**Exercise material**
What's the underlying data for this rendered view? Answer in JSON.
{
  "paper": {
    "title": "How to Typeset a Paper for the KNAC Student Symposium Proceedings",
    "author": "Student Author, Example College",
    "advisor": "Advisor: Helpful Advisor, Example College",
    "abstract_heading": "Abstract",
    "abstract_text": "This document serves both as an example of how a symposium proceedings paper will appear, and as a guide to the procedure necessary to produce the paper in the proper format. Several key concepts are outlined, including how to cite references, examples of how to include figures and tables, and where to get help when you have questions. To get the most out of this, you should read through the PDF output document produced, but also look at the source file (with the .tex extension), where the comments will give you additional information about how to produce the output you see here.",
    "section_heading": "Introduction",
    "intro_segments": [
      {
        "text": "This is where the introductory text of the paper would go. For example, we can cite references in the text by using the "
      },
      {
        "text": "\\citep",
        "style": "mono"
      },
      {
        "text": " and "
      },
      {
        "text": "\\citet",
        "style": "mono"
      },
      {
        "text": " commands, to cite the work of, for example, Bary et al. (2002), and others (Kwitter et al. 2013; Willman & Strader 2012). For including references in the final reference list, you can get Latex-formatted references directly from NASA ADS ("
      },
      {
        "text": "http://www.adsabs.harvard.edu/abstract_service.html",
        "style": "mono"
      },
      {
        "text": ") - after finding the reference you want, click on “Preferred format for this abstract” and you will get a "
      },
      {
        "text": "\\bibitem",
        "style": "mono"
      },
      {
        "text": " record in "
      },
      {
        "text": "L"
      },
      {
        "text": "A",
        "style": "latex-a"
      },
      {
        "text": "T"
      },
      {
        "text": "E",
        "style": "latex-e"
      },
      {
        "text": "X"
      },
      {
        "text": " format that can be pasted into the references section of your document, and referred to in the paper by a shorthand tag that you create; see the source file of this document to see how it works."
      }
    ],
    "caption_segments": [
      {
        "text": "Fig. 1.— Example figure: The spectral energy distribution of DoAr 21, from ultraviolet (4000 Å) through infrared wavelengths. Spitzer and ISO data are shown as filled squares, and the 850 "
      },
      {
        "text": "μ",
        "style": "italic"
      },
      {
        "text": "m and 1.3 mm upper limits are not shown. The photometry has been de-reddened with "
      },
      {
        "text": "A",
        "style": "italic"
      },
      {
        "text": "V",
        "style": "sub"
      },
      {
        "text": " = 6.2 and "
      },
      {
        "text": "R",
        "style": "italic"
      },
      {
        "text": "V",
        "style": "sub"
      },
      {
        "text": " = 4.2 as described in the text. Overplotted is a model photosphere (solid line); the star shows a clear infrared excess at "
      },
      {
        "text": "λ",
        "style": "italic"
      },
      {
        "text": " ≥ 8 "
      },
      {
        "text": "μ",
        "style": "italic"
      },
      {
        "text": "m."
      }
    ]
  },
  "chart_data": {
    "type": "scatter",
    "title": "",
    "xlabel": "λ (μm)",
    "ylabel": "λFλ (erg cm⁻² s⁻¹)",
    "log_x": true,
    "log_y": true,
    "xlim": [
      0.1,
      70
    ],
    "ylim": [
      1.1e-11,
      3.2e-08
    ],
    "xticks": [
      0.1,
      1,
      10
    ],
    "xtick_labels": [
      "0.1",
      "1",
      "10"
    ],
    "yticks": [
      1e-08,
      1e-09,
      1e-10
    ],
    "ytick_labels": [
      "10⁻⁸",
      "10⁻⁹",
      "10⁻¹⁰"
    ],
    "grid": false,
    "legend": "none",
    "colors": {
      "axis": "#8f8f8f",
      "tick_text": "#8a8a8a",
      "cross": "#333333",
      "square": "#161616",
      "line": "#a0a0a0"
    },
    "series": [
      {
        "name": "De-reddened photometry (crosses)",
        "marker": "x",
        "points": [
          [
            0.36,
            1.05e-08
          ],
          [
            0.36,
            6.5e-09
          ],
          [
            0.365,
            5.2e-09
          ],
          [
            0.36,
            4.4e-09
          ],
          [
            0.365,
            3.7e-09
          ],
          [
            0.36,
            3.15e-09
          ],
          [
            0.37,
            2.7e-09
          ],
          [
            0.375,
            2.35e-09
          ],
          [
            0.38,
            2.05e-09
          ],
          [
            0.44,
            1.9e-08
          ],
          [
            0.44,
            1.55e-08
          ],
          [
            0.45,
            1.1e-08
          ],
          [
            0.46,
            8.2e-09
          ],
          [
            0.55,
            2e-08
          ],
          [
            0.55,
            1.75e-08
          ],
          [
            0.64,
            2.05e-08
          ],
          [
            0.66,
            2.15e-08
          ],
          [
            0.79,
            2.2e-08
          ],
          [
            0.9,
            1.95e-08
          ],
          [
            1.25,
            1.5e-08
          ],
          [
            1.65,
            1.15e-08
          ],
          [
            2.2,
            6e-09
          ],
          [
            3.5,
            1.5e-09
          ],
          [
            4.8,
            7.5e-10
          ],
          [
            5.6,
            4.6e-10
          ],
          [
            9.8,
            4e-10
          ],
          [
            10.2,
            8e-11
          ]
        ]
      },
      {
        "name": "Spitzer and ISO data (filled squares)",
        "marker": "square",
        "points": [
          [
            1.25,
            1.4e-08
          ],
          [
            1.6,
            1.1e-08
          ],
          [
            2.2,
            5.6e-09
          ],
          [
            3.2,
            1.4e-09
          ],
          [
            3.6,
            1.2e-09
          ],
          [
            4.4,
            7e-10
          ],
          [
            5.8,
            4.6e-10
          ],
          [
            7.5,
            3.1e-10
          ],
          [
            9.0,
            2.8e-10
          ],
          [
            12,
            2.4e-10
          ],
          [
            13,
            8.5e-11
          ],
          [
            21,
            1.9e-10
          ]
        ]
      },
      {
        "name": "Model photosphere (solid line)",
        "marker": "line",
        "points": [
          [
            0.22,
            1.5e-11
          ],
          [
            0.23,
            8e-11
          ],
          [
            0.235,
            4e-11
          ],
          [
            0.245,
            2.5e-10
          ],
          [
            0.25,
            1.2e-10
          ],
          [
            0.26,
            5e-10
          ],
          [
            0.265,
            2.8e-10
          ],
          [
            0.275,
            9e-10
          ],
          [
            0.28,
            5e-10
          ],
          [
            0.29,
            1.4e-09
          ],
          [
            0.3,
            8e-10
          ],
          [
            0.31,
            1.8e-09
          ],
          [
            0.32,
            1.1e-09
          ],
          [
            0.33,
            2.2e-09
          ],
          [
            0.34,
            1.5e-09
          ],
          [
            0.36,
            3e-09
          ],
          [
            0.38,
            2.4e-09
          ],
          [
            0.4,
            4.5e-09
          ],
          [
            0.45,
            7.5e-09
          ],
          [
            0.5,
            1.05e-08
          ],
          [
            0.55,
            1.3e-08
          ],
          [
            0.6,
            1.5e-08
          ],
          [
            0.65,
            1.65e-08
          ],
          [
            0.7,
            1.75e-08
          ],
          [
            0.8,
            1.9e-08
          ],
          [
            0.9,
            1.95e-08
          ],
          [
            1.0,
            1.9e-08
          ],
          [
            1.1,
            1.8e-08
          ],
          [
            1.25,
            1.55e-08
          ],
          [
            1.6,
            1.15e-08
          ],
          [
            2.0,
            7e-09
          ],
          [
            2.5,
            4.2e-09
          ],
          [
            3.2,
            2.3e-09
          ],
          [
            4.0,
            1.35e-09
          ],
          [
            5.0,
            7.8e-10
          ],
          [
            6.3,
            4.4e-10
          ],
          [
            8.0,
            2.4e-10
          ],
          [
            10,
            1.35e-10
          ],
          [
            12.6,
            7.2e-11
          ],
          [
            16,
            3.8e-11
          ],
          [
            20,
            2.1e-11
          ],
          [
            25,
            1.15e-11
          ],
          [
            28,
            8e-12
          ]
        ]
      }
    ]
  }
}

**Given exercise**
Your task is to gather every line with the word "references" and copy it.

**Solution to this problem**
    "abstract_text": "This document serves both as an example of how a symposium proceedings paper will appear, and as a guide to the procedure necessary to produce the paper in the proper format. Several key concepts are outlined, including how to cite references, examples of how to include figures and tables, and where to get help when you have questions. To get the most out of this, you should read through the PDF output document produced, but also look at the source file (with the .tex extension), where the comments will give you additional information about how to produce the output you see here.",
        "text": "This is where the introductory text of the paper would go. For example, we can cite references in the text by using the "
        "text": " commands, to cite the work of, for example, Bary et al. (2002), and others (Kwitter et al. 2013; Willman & Strader 2012). For including references in the final reference list, you can get Latex-formatted references directly from NASA ADS ("
        "text": " format that can be pasted into the references section of your document, and referred to in the paper by a shorthand tag that you create; see the source file of this document to see how it works."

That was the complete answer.